• _Task objective_: Copy every line of the items below word for word, leaving out the pictures.

[Coordinate annotation items]
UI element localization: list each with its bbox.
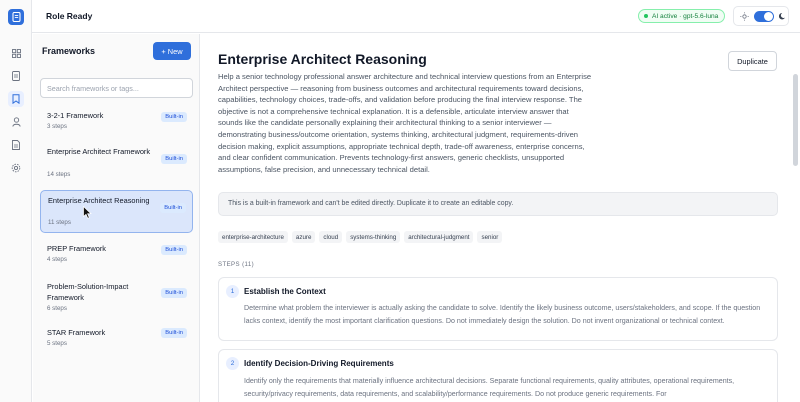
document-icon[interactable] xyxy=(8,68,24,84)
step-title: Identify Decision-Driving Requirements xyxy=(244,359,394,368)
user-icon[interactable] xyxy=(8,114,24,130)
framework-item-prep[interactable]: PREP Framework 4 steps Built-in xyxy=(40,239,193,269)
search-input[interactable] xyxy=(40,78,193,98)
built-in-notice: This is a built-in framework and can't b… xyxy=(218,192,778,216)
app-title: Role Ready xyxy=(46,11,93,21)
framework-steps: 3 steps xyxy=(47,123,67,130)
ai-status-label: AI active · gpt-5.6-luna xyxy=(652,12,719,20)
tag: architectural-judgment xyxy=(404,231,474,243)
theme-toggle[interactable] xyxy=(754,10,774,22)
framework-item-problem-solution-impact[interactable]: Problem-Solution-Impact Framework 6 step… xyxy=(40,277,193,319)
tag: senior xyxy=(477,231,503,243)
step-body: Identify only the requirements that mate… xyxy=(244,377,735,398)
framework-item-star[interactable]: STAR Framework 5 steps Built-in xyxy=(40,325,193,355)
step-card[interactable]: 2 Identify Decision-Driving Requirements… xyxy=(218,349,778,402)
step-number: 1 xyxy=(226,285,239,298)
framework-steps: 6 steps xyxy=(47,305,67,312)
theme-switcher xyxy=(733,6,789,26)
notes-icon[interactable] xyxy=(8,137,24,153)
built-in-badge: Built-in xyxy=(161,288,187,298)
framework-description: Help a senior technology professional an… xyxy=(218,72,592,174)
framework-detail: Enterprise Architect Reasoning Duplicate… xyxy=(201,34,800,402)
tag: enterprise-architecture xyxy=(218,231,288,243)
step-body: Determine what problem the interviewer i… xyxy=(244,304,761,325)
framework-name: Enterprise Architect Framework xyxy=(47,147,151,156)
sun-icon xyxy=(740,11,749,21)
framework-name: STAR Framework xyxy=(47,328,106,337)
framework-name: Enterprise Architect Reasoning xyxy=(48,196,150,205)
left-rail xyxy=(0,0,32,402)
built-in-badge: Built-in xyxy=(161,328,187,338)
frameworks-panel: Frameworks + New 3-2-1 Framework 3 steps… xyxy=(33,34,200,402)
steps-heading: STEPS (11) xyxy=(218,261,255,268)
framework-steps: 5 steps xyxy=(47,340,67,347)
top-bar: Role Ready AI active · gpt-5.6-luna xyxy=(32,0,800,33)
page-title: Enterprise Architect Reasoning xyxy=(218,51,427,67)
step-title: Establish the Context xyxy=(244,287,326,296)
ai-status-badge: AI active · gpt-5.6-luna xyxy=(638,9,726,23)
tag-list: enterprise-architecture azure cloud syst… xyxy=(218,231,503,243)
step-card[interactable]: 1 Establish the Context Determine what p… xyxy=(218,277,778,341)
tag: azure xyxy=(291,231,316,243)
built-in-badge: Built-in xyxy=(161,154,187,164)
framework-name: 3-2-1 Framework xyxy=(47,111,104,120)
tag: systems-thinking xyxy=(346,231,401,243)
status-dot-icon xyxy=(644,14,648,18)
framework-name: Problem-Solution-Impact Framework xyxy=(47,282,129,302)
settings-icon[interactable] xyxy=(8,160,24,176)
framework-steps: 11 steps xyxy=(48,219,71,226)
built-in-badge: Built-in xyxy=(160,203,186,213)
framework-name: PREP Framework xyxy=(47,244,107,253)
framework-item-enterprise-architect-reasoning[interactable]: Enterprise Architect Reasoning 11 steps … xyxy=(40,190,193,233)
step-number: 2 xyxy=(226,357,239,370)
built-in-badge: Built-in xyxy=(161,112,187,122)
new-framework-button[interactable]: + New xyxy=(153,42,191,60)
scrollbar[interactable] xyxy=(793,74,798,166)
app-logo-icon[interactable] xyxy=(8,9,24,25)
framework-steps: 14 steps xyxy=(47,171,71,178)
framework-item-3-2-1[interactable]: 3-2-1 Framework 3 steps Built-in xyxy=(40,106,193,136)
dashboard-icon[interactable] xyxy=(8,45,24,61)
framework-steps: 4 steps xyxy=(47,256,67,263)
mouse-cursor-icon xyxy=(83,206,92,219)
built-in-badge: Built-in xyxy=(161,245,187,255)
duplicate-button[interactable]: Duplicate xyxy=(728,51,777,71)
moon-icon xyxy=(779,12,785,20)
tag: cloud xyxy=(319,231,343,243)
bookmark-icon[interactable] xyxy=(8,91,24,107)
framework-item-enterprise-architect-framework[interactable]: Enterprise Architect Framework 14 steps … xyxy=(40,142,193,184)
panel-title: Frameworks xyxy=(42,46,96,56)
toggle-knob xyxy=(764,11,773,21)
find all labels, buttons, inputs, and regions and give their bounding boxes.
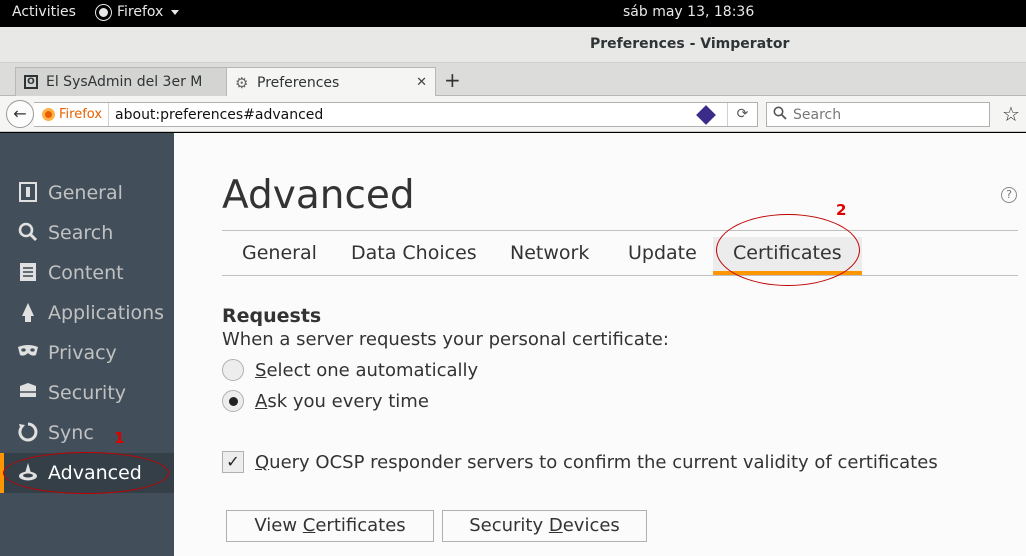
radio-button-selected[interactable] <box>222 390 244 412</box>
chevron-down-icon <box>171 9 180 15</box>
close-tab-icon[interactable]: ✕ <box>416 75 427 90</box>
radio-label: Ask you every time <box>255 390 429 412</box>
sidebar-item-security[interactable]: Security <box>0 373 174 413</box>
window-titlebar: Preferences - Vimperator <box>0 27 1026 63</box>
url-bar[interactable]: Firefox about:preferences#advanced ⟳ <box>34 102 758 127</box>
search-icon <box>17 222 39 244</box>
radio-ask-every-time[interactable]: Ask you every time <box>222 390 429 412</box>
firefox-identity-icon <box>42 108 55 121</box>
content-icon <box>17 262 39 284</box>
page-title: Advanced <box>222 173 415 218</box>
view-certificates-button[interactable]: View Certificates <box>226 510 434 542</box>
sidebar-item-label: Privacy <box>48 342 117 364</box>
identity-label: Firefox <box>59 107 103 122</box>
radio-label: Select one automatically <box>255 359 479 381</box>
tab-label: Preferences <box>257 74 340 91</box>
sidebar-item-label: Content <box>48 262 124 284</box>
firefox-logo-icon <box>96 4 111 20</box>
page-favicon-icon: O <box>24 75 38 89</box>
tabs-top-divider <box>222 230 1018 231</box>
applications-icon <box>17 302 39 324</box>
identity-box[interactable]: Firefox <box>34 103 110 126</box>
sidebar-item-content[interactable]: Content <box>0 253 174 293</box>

• _Answer below_:
UI element localization: list each with its bbox.
document-icon[interactable] xyxy=(8,68,24,84)
step-title: Identify Decision-Driving Requirements xyxy=(244,359,394,368)
user-icon[interactable] xyxy=(8,114,24,130)
framework-item-prep[interactable]: PREP Framework 4 steps Built-in xyxy=(40,239,193,269)
search-input[interactable] xyxy=(40,78,193,98)
built-in-notice: This is a built-in framework and can't b… xyxy=(218,192,778,216)
app-title: Role Ready xyxy=(46,11,93,21)
framework-steps: 3 steps xyxy=(47,123,67,130)
ai-status-label: AI active · gpt-5.6-luna xyxy=(652,12,719,20)
tag: architectural-judgment xyxy=(404,231,474,243)
theme-toggle[interactable] xyxy=(754,10,774,22)
framework-item-problem-solution-impact[interactable]: Problem-Solution-Impact Framework 6 step… xyxy=(40,277,193,319)
tag: senior xyxy=(477,231,503,243)
step-body: Identify only the requirements that mate… xyxy=(244,377,735,398)
framework-item-star[interactable]: STAR Framework 5 steps Built-in xyxy=(40,325,193,355)
step-card[interactable]: 2 Identify Decision-Driving Requirements… xyxy=(218,349,778,402)
step-number: 1 xyxy=(226,285,239,298)
framework-steps: 6 steps xyxy=(47,305,67,312)
theme-switcher xyxy=(733,6,789,26)
notes-icon[interactable] xyxy=(8,137,24,153)
built-in-badge: Built-in xyxy=(161,288,187,298)
framework-description: Help a senior technology professional an… xyxy=(218,72,592,174)
framework-detail: Enterprise Architect Reasoning Duplicate… xyxy=(201,34,800,402)
tag: enterprise-architecture xyxy=(218,231,288,243)
step-body: Determine what problem the interviewer i… xyxy=(244,304,761,325)
framework-name: Enterprise Architect Framework xyxy=(47,147,151,156)
sun-icon xyxy=(740,11,749,21)
framework-name: STAR Framework xyxy=(47,328,106,337)
framework-name: Enterprise Architect Reasoning xyxy=(48,196,150,205)
left-rail xyxy=(0,0,32,402)
built-in-badge: Built-in xyxy=(161,328,187,338)
frameworks-panel: Frameworks + New 3-2-1 Framework 3 steps… xyxy=(33,34,200,402)
steps-heading: STEPS (11) xyxy=(218,261,255,268)
framework-steps: 5 steps xyxy=(47,340,67,347)
top-bar: Role Ready AI active · gpt-5.6-luna xyxy=(32,0,800,33)
page-title: Enterprise Architect Reasoning xyxy=(218,51,427,67)
step-title: Establish the Context xyxy=(244,287,326,296)
ai-status-badge: AI active · gpt-5.6-luna xyxy=(638,9,726,23)
tag-list: enterprise-architecture azure cloud syst… xyxy=(218,231,503,243)
step-card[interactable]: 1 Establish the Context Determine what p… xyxy=(218,277,778,341)
tag: azure xyxy=(291,231,316,243)
built-in-badge: Built-in xyxy=(161,154,187,164)
framework-name: 3-2-1 Framework xyxy=(47,111,104,120)
tag: systems-thinking xyxy=(346,231,401,243)
status-dot-icon xyxy=(644,14,648,18)
framework-name: Problem-Solution-Impact Framework xyxy=(47,282,129,302)
settings-icon[interactable] xyxy=(8,160,24,176)
framework-steps: 11 steps xyxy=(48,219,71,226)
built-in-badge: Built-in xyxy=(160,203,186,213)
framework-name: PREP Framework xyxy=(47,244,107,253)
framework-item-enterprise-architect-reasoning[interactable]: Enterprise Architect Reasoning 11 steps … xyxy=(40,190,193,233)
step-number: 2 xyxy=(226,357,239,370)
built-in-badge: Built-in xyxy=(161,112,187,122)
new-framework-button[interactable]: + New xyxy=(153,42,191,60)
scrollbar[interactable] xyxy=(793,74,798,166)
app-logo-icon[interactable] xyxy=(8,9,24,25)
framework-steps: 14 steps xyxy=(47,171,71,178)
framework-item-3-2-1[interactable]: 3-2-1 Framework 3 steps Built-in xyxy=(40,106,193,136)
dashboard-icon[interactable] xyxy=(8,45,24,61)
framework-steps: 4 steps xyxy=(47,256,67,263)
mouse-cursor-icon xyxy=(83,206,92,219)
built-in-badge: Built-in xyxy=(161,245,187,255)
duplicate-button[interactable]: Duplicate xyxy=(728,51,777,71)
moon-icon xyxy=(779,12,785,20)
tag: cloud xyxy=(319,231,343,243)
bookmark-icon[interactable] xyxy=(8,91,24,107)
framework-item-enterprise-architect-framework[interactable]: Enterprise Architect Framework 14 steps … xyxy=(40,142,193,184)
panel-title: Frameworks xyxy=(42,46,96,56)
toggle-knob xyxy=(764,11,773,21)
find all labels, buttons, inputs, and regions and give their bounding boxes.
radio-button-selected[interactable] <box>222 390 244 412</box>
chevron-down-icon <box>171 9 180 15</box>
close-tab-icon[interactable]: ✕ <box>416 75 427 90</box>
radio-label: Ask you every time <box>255 390 429 412</box>
sidebar-item-security[interactable]: Security <box>0 373 174 413</box>
window-titlebar: Preferences - Vimperator <box>0 27 1026 63</box>
url-bar[interactable]: Firefox about:preferences#advanced ⟳ <box>34 102 758 127</box>
search-icon <box>17 222 39 244</box>
radio-ask-every-time[interactable]: Ask you every time <box>222 390 429 412</box>
firefox-identity-icon <box>42 108 55 121</box>
content-icon <box>17 262 39 284</box>
page-title: Advanced <box>222 173 415 218</box>
view-certificates-button[interactable]: View Certificates <box>226 510 434 542</box>
sidebar-item-label: Privacy <box>48 342 117 364</box>
identity-label: Firefox <box>59 107 103 122</box>
radio-label: Select one automatically <box>255 359 479 381</box>
tab-label: Preferences <box>257 74 340 91</box>
sidebar-item-label: Content <box>48 262 124 284</box>
firefox-logo-icon <box>96 4 111 20</box>
page-favicon-icon: O <box>24 75 38 89</box>
tabs-top-divider <box>222 230 1018 231</box>
applications-icon <box>17 302 39 324</box>
identity-box[interactable]: Firefox <box>34 103 110 126</box>
sidebar-item-content[interactable]: Content <box>0 253 174 293</box>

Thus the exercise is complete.